Your task is to print the material below exactly as presented.

> [Data for this exercise]
/---

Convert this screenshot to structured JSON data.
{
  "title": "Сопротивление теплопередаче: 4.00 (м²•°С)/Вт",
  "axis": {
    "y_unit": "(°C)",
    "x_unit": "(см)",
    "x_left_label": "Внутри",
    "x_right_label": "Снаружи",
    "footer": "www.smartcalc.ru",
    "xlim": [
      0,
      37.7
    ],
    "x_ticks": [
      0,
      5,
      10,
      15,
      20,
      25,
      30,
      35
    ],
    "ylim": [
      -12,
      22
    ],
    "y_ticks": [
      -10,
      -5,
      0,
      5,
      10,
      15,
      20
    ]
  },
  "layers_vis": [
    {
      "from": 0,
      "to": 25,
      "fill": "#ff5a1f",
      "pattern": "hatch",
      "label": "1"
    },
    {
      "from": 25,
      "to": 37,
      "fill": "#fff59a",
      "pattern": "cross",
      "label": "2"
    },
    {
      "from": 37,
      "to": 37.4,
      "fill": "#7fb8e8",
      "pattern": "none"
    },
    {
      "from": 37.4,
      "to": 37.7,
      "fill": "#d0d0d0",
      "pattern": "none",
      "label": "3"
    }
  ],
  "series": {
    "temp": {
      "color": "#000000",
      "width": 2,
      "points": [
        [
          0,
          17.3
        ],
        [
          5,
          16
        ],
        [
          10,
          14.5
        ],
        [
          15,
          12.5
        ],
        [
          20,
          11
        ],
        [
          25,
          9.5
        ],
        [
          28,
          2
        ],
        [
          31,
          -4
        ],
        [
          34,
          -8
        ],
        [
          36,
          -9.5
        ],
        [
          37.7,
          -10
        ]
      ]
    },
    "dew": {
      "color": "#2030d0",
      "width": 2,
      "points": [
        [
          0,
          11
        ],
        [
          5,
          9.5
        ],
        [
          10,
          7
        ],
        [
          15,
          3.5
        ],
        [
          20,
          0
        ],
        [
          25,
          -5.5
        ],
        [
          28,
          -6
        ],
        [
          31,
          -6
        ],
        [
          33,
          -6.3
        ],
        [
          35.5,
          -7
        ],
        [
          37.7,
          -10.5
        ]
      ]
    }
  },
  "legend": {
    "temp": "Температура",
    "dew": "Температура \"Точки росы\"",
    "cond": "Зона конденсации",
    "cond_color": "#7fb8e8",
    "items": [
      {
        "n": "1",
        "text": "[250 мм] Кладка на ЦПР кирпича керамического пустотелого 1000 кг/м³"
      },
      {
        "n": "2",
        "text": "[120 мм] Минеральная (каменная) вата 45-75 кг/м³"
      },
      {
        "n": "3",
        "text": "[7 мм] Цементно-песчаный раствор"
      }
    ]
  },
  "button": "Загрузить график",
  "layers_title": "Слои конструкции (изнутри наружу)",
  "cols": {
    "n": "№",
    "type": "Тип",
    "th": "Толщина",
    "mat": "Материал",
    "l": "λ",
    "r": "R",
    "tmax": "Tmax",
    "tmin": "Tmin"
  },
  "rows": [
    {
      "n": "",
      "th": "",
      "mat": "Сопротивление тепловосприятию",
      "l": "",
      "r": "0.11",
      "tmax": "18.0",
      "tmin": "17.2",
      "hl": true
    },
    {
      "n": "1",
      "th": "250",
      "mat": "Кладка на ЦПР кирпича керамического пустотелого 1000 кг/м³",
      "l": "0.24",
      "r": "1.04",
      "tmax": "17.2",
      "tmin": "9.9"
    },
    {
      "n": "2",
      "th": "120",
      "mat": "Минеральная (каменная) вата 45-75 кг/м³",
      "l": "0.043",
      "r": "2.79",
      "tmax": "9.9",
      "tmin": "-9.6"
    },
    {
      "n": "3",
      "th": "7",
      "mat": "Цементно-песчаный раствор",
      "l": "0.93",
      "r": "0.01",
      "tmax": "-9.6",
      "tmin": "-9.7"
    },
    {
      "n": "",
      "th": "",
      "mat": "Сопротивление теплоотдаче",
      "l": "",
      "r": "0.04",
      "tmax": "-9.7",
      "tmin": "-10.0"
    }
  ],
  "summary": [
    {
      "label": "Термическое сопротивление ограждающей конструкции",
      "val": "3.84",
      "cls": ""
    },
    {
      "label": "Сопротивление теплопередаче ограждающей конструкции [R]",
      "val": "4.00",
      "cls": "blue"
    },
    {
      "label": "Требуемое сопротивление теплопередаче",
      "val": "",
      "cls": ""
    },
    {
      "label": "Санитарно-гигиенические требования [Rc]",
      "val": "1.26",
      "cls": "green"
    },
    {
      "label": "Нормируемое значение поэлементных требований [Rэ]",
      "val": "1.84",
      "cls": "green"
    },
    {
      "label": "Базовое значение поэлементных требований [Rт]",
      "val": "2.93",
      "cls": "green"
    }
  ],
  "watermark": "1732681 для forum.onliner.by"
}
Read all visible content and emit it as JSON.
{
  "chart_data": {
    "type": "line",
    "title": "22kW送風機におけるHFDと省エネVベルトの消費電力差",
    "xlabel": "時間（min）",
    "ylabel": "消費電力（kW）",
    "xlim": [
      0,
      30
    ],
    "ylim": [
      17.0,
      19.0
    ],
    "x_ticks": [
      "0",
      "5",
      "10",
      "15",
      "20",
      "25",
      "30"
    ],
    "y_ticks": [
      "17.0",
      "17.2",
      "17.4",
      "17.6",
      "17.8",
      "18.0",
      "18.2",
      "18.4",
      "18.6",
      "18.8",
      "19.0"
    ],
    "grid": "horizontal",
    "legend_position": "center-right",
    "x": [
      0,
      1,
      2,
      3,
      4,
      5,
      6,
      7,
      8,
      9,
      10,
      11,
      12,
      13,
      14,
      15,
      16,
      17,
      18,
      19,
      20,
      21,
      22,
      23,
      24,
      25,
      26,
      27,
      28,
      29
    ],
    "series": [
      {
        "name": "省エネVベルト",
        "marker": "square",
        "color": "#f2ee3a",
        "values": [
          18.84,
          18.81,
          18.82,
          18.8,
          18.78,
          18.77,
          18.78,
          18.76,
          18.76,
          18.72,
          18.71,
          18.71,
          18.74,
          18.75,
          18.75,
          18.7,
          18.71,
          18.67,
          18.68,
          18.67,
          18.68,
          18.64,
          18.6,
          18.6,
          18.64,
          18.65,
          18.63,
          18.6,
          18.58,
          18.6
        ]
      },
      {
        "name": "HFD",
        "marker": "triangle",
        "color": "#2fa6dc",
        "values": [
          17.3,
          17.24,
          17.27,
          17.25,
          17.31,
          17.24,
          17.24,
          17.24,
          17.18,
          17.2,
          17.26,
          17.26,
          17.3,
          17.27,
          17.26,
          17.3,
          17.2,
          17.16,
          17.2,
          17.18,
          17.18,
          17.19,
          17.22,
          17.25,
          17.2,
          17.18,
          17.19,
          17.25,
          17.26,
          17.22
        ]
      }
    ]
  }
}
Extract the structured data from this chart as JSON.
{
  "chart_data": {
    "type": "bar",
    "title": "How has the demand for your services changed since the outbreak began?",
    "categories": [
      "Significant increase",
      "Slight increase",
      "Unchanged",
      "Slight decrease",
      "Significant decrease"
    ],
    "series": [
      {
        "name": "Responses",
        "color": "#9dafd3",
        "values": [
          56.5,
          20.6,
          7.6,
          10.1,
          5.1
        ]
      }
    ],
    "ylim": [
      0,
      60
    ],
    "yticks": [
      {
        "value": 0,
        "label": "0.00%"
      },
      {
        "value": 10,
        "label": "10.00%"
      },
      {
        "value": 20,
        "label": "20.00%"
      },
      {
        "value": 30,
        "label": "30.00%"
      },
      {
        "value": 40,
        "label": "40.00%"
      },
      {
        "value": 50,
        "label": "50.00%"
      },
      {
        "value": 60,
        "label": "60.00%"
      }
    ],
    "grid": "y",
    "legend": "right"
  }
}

\---

> [Finished task]
Convert this screenshot to structured JSON data.
{
  "title": "Сопротивление теплопередаче: 4.00 (м²•°С)/Вт",
  "axis": {
    "y_unit": "(°C)",
    "x_unit": "(см)",
    "x_left_label": "Внутри",
    "x_right_label": "Снаружи",
    "footer": "www.smartcalc.ru",
    "xlim": [
      0,
      37.7
    ],
    "x_ticks": [
      0,
      5,
      10,
      15,
      20,
      25,
      30,
      35
    ],
    "ylim": [
      -12,
      22
    ],
    "y_ticks": [
      -10,
      -5,
      0,
      5,
      10,
      15,
      20
    ]
  },
  "layers_vis": [
    {
      "from": 0,
      "to": 25,
      "fill": "#ff5a1f",
      "pattern": "hatch",
      "label": "1"
    },
    {
      "from": 25,
      "to": 37,
      "fill": "#fff59a",
      "pattern": "cross",
      "label": "2"
    },
    {
      "from": 37,
      "to": 37.4,
      "fill": "#7fb8e8",
      "pattern": "none"
    },
    {
      "from": 37.4,
      "to": 37.7,
      "fill": "#d0d0d0",
      "pattern": "none",
      "label": "3"
    }
  ],
  "series": {
    "temp": {
      "color": "#000000",
      "width": 2,
      "points": [
        [
          0,
          17.3
        ],
        [
          5,
          16
        ],
        [
          10,
          14.5
        ],
        [
          15,
          12.5
        ],
        [
          20,
          11
        ],
        [
          25,
          9.5
        ],
        [
          28,
          2
        ],
        [
          31,
          -4
        ],
        [
          34,
          -8
        ],
        [
          36,
          -9.5
        ],
        [
          37.7,
          -10
        ]
      ]
    },
    "dew": {
      "color": "#2030d0",
      "width": 2,
      "points": [
        [
          0,
          11
        ],
        [
          5,
          9.5
        ],
        [
          10,
          7
        ],
        [
          15,
          3.5
        ],
        [
          20,
          0
        ],
        [
          25,
          -5.5
        ],
        [
          28,
          -6
        ],
        [
          31,
          -6
        ],
        [
          33,
          -6.3
        ],
        [
          35.5,
          -7
        ],
        [
          37.7,
          -10.5
        ]
      ]
    }
  },
  "legend": {
    "temp": "Температура",
    "dew": "Температура \"Точки росы\"",
    "cond": "Зона конденсации",
    "cond_color": "#7fb8e8",
    "items": [
      {
        "n": "1",
        "text": "[250 мм] Кладка на ЦПР кирпича керамического пустотелого 1000 кг/м³"
      },
      {
        "n": "2",
        "text": "[120 мм] Минеральная (каменная) вата 45-75 кг/м³"
      },
      {
        "n": "3",
        "text": "[7 мм] Цементно-песчаный раствор"
      }
    ]
  },
  "button": "Загрузить график",
  "layers_title": "Слои конструкции (изнутри наружу)",
  "cols": {
    "n": "№",
    "type": "Тип",
    "th": "Толщина",
    "mat": "Материал",
    "l": "λ",
    "r": "R",
    "tmax": "Tmax",
    "tmin": "Tmin"
  },
  "rows": [
    {
      "n": "",
      "th": "",
      "mat": "Сопротивление тепловосприятию",
      "l": "",
      "r": "0.11",
      "tmax": "18.0",
      "tmin": "17.2",
      "hl": true
    },
    {
      "n": "1",
      "th": "250",
      "mat": "Кладка на ЦПР кирпича керамического пустотелого 1000 кг/м³",
      "l": "0.24",
      "r": "1.04",
      "tmax": "17.2",
      "tmin": "9.9"
    },
    {
      "n": "2",
      "th": "120",
      "mat": "Минеральная (каменная) вата 45-75 кг/м³",
      "l": "0.043",
      "r": "2.79",
      "tmax": "9.9",
      "tmin": "-9.6"
    },
    {
      "n": "3",
      "th": "7",
      "mat": "Цементно-песчаный раствор",
      "l": "0.93",
      "r": "0.01",
      "tmax": "-9.6",
      "tmin": "-9.7"
    },
    {
      "n": "",
      "th": "",
      "mat": "Сопротивление теплоотдаче",
      "l": "",
      "r": "0.04",
      "tmax": "-9.7",
      "tmin": "-10.0"
    }
  ],
  "summary": [
    {
      "label": "Термическое сопротивление ограждающей конструкции",
      "val": "3.84",
      "cls": ""
    },
    {
      "label": "Сопротивление теплопередаче ограждающей конструкции [R]",
      "val": "4.00",
      "cls": "blue"
    },
    {
      "label": "Требуемое сопротивление теплопередаче",
      "val": "",
      "cls": ""
    },
    {
      "label": "Санитарно-гигиенические требования [Rc]",
      "val": "1.26",
      "cls": "green"
    },
    {
      "label": "Нормируемое значение поэлементных требований [Rэ]",
      "val": "1.84",
      "cls": "green"
    },
    {
      "label": "Базовое значение поэлементных требований [Rт]",
      "val": "2.93",
      "cls": "green"
    }
  ],
  "watermark": "1732681 для forum.onliner.by"
}
Read all visible content and emit it as JSON.
{
  "chart_data": {
    "type": "line",
    "title": "22kW送風機におけるHFDと省エネVベルトの消費電力差",
    "xlabel": "時間（min）",
    "ylabel": "消費電力（kW）",
    "xlim": [
      0,
      30
    ],
    "ylim": [
      17.0,
      19.0
    ],
    "x_ticks": [
      "0",
      "5",
      "10",
      "15",
      "20",
      "25",
      "30"
    ],
    "y_ticks": [
      "17.0",
      "17.2",
      "17.4",
      "17.6",
      "17.8",
      "18.0",
      "18.2",
      "18.4",
      "18.6",
      "18.8",
      "19.0"
    ],
    "grid": "horizontal",
    "legend_position": "center-right",
    "x": [
      0,
      1,
      2,
      3,
      4,
      5,
      6,
      7,
      8,
      9,
      10,
      11,
      12,
      13,
      14,
      15,
      16,
      17,
      18,
      19,
      20,
      21,
      22,
      23,
      24,
      25,
      26,
      27,
      28,
      29
    ],
    "series": [
      {
        "name": "省エネVベルト",
        "marker": "square",
        "color": "#f2ee3a",
        "values": [
          18.84,
          18.81,
          18.82,
          18.8,
          18.78,
          18.77,
          18.78,
          18.76,
          18.76,
          18.72,
          18.71,
          18.71,
          18.74,
          18.75,
          18.75,
          18.7,
          18.71,
          18.67,
          18.68,
          18.67,
          18.68,
          18.64,
          18.6,
          18.6,
          18.64,
          18.65,
          18.63,
          18.6,
          18.58,
          18.6
        ]
      },
      {
        "name": "HFD",
        "marker": "triangle",
        "color": "#2fa6dc",
        "values": [
          17.3,
          17.24,
          17.27,
          17.25,
          17.31,
          17.24,
          17.24,
          17.24,
          17.18,
          17.2,
          17.26,
          17.26,
          17.3,
          17.27,
          17.26,
          17.3,
          17.2,
          17.16,
          17.2,
          17.18,
          17.18,
          17.19,
          17.22,
          17.25,
          17.2,
          17.18,
          17.19,
          17.25,
          17.26,
          17.22
        ]
      }
    ]
  }
}
Extract the structured data from this chart as JSON.
{
  "chart_data": {
    "type": "bar",
    "title": "How has the demand for your services changed since the outbreak began?",
    "categories": [
      "Significant increase",
      "Slight increase",
      "Unchanged",
      "Slight decrease",
      "Significant decrease"
    ],
    "series": [
      {
        "name": "Responses",
        "color": "#9dafd3",
        "values": [
          56.5,
          20.6,
          7.6,
          10.1,
          5.1
        ]
      }
    ],
    "ylim": [
      0,
      60
    ],
    "yticks": [
      {
        "value": 0,
        "label": "0.00%"
      },
      {
        "value": 10,
        "label": "10.00%"
      },
      {
        "value": 20,
        "label": "20.00%"
      },
      {
        "value": 30,
        "label": "30.00%"
      },
      {
        "value": 40,
        "label": "40.00%"
      },
      {
        "value": 50,
        "label": "50.00%"
      },
      {
        "value": 60,
        "label": "60.00%"
      }
    ],
    "grid": "y",
    "legend": "right"
  }
}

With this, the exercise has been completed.